» Stored data entries:

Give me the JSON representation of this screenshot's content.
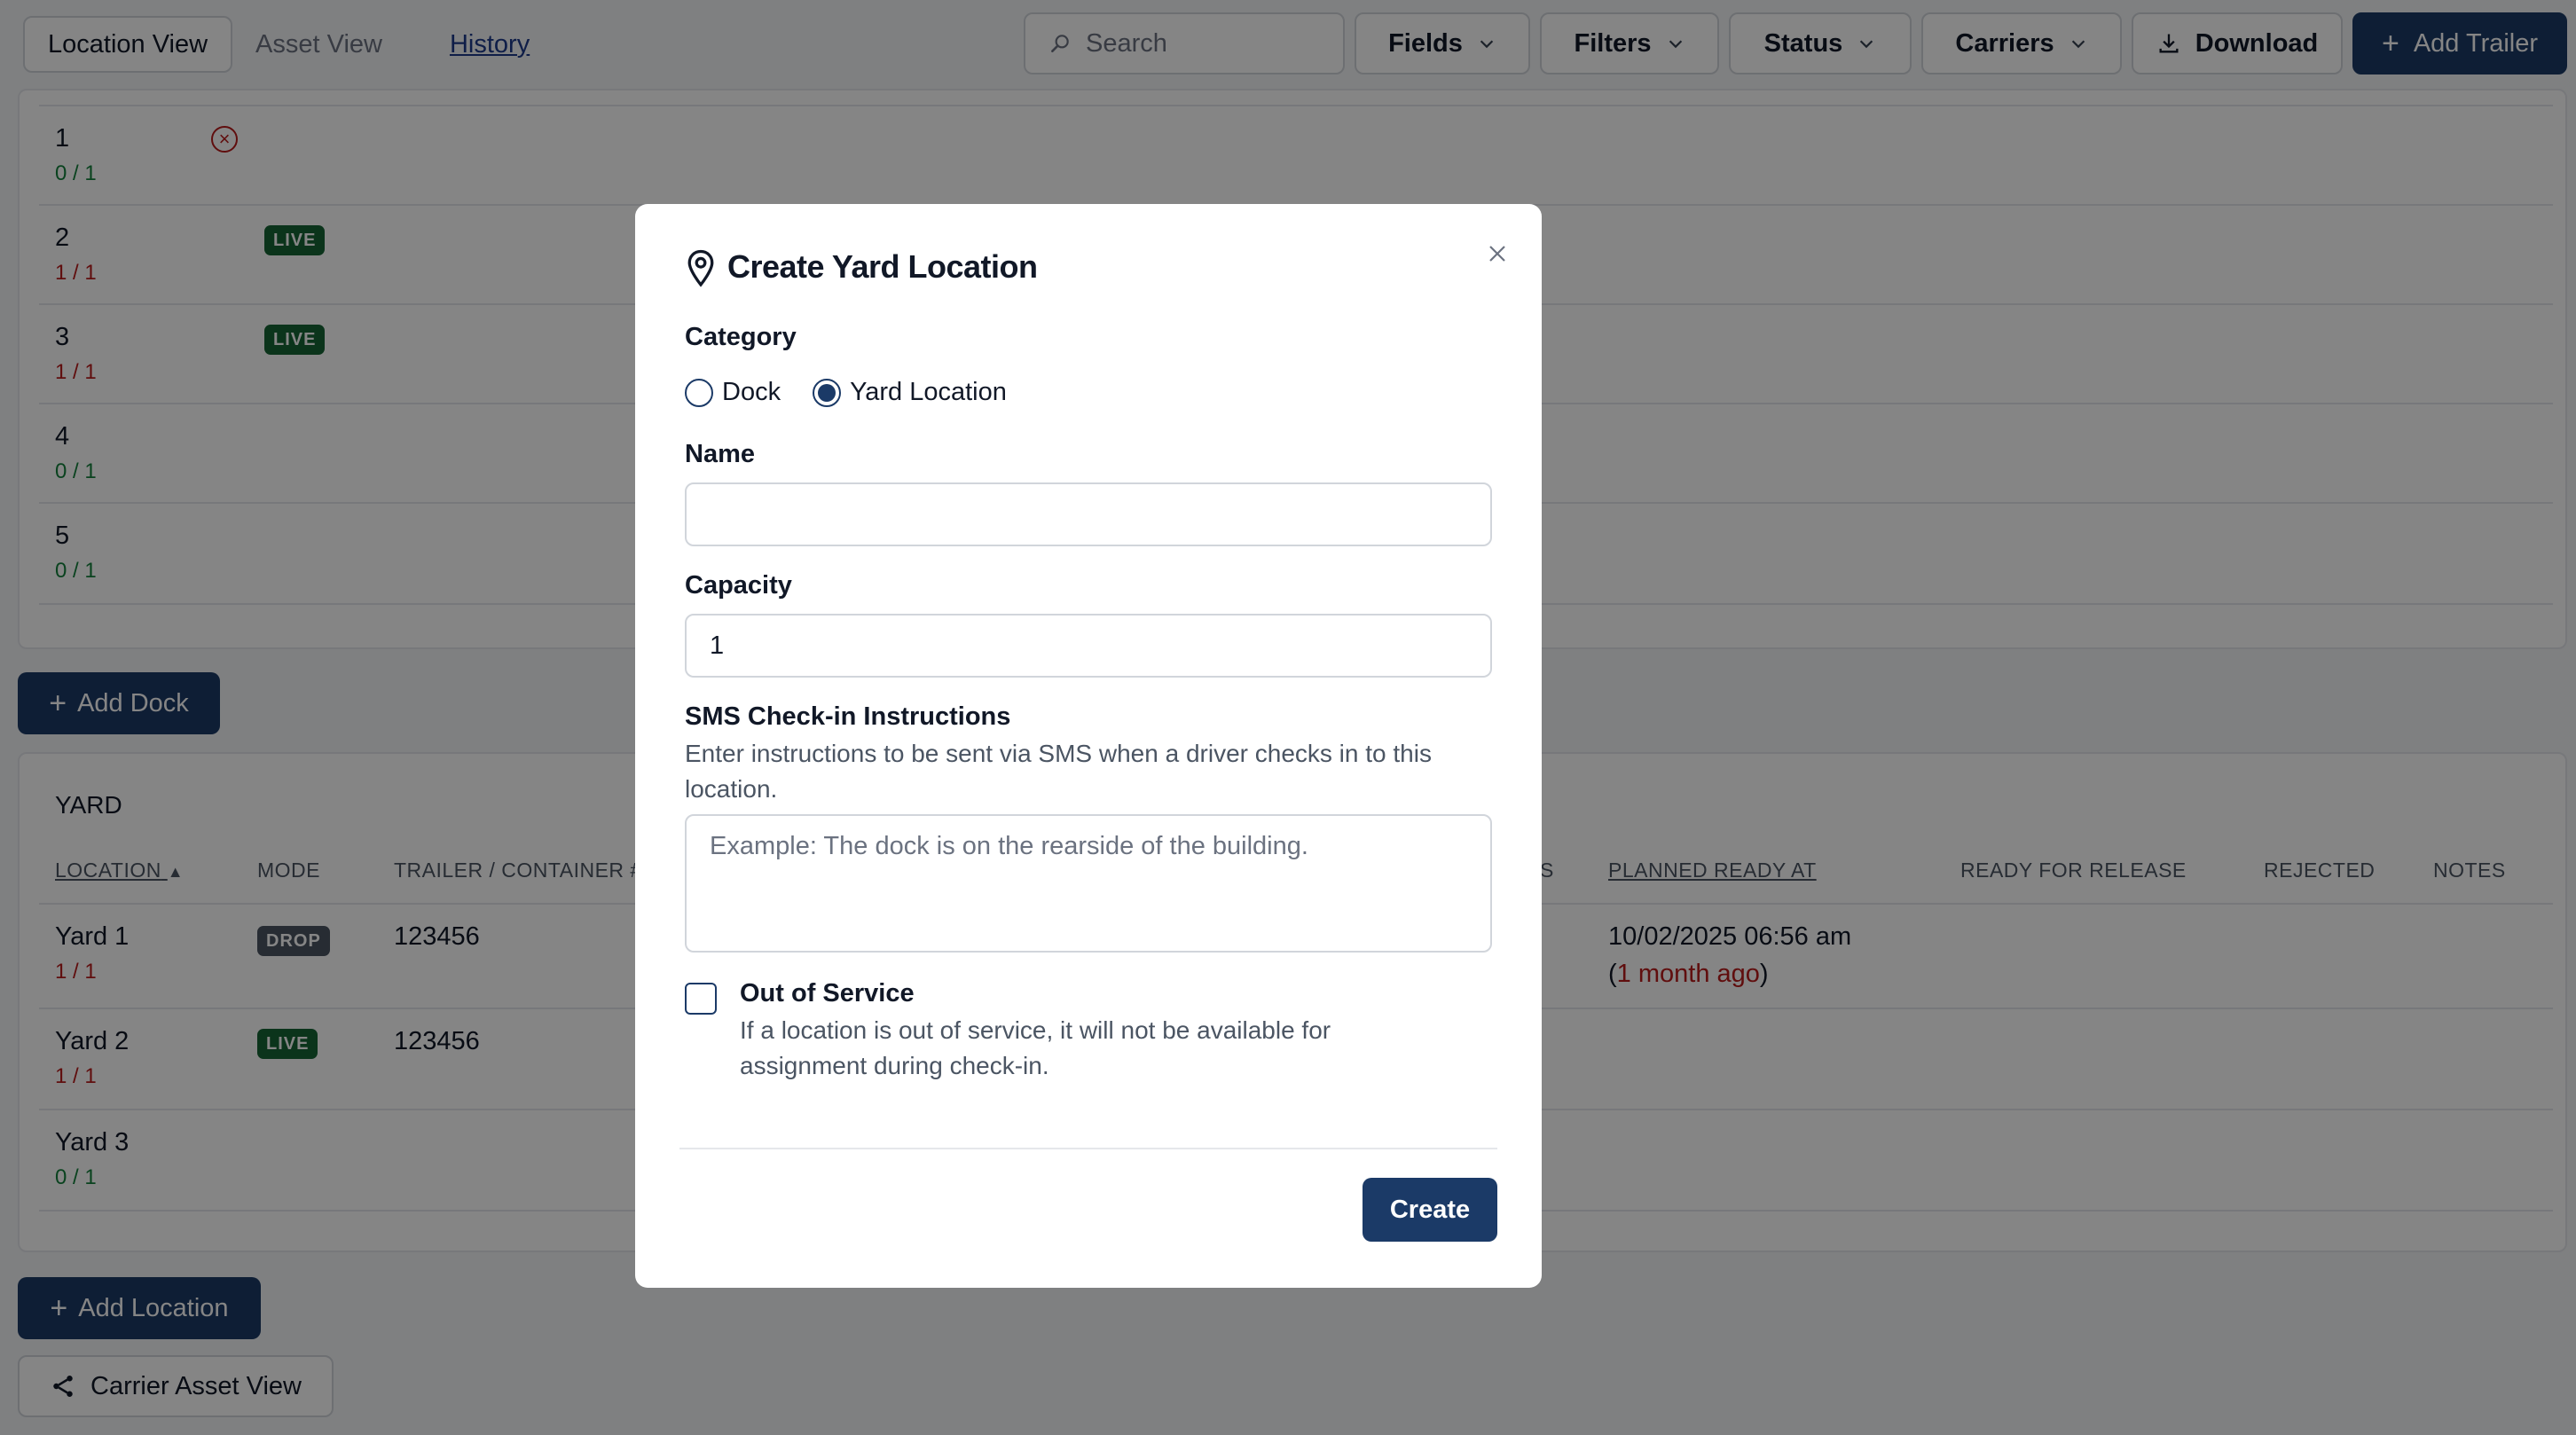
{
  "topbar": {
    "tabs": [
      {
        "label": "Location View"
      },
      {
        "label": "Asset View"
      },
      {
        "label": "History"
      }
    ],
    "search_placeholder": "Search",
    "fields_label": "Fields",
    "filters_label": "Filters",
    "status_label": "Status",
    "carriers_label": "Carriers",
    "download_label": "Download",
    "add_trailer_label": "Add Trailer"
  },
  "docks": [
    {
      "name": "1",
      "capacity": "0 / 1",
      "cap_state": "green",
      "mode": ""
    },
    {
      "name": "2",
      "capacity": "1 / 1",
      "cap_state": "red",
      "mode": "LIVE"
    },
    {
      "name": "3",
      "capacity": "1 / 1",
      "cap_state": "red",
      "mode": "LIVE"
    },
    {
      "name": "4",
      "capacity": "0 / 1",
      "cap_state": "green",
      "mode": ""
    },
    {
      "name": "5",
      "capacity": "0 / 1",
      "cap_state": "green",
      "mode": ""
    }
  ],
  "add_dock_label": "Add Dock",
  "yard": {
    "section_title": "YARD",
    "headers": {
      "location": "LOCATION",
      "mode": "MODE",
      "trailer": "TRAILER / CONTAINER #",
      "s": "S",
      "planned_ready_at": "PLANNED READY AT",
      "ready_for_release": "READY FOR RELEASE",
      "rejected": "REJECTED",
      "notes": "NOTES"
    },
    "rows": [
      {
        "name": "Yard 1",
        "capacity": "1 / 1",
        "mode": "DROP",
        "trailer": "123456",
        "planned": "10/02/2025 06:56 am",
        "planned_open": "(",
        "planned_rel": "1 month ago",
        "planned_close": ")"
      },
      {
        "name": "Yard 2",
        "capacity": "1 / 1",
        "mode": "LIVE",
        "trailer": "123456",
        "planned": "",
        "planned_open": "",
        "planned_rel": "",
        "planned_close": ""
      },
      {
        "name": "Yard 3",
        "capacity": "0 / 1",
        "mode": "",
        "trailer": "",
        "planned": "",
        "planned_open": "",
        "planned_rel": "",
        "planned_close": ""
      }
    ]
  },
  "add_location_label": "Add Location",
  "carrier_asset_view_label": "Carrier Asset View",
  "modal": {
    "title": "Create Yard Location",
    "category_label": "Category",
    "category_options": [
      "Dock",
      "Yard Location"
    ],
    "category_selected": "Yard Location",
    "name_label": "Name",
    "name_value": "",
    "capacity_label": "Capacity",
    "capacity_value": "1",
    "sms_label": "SMS Check-in Instructions",
    "sms_help": "Enter instructions to be sent via SMS when a driver checks in to this location.",
    "sms_placeholder": "Example: The dock is on the rearside of the building.",
    "oos_label": "Out of Service",
    "oos_help": "If a location is out of service, it will not be available for assignment during check-in.",
    "oos_checked": false,
    "create_label": "Create"
  },
  "colors": {
    "primary": "#1b3a67",
    "live_badge": "#166534",
    "drop_badge": "#4b5563",
    "capacity_full": "#b91c1c",
    "capacity_available": "#15803d"
  },
  "icons": {
    "search": "search-icon",
    "chevron": "chevron-down-icon",
    "download": "download-icon",
    "plus": "plus-icon",
    "share": "share-icon",
    "pin": "map-pin-icon",
    "close": "close-icon",
    "error": "x-circle-icon",
    "sort": "sort-asc-icon"
  }
}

» GIVEN TASK: Filter the data, keeping only the lines that contain "READY".

» FINISHED EXERCISE:
      "planned_ready_at": "PLANNED READY AT",
      "ready_for_release": "READY FOR RELEASE",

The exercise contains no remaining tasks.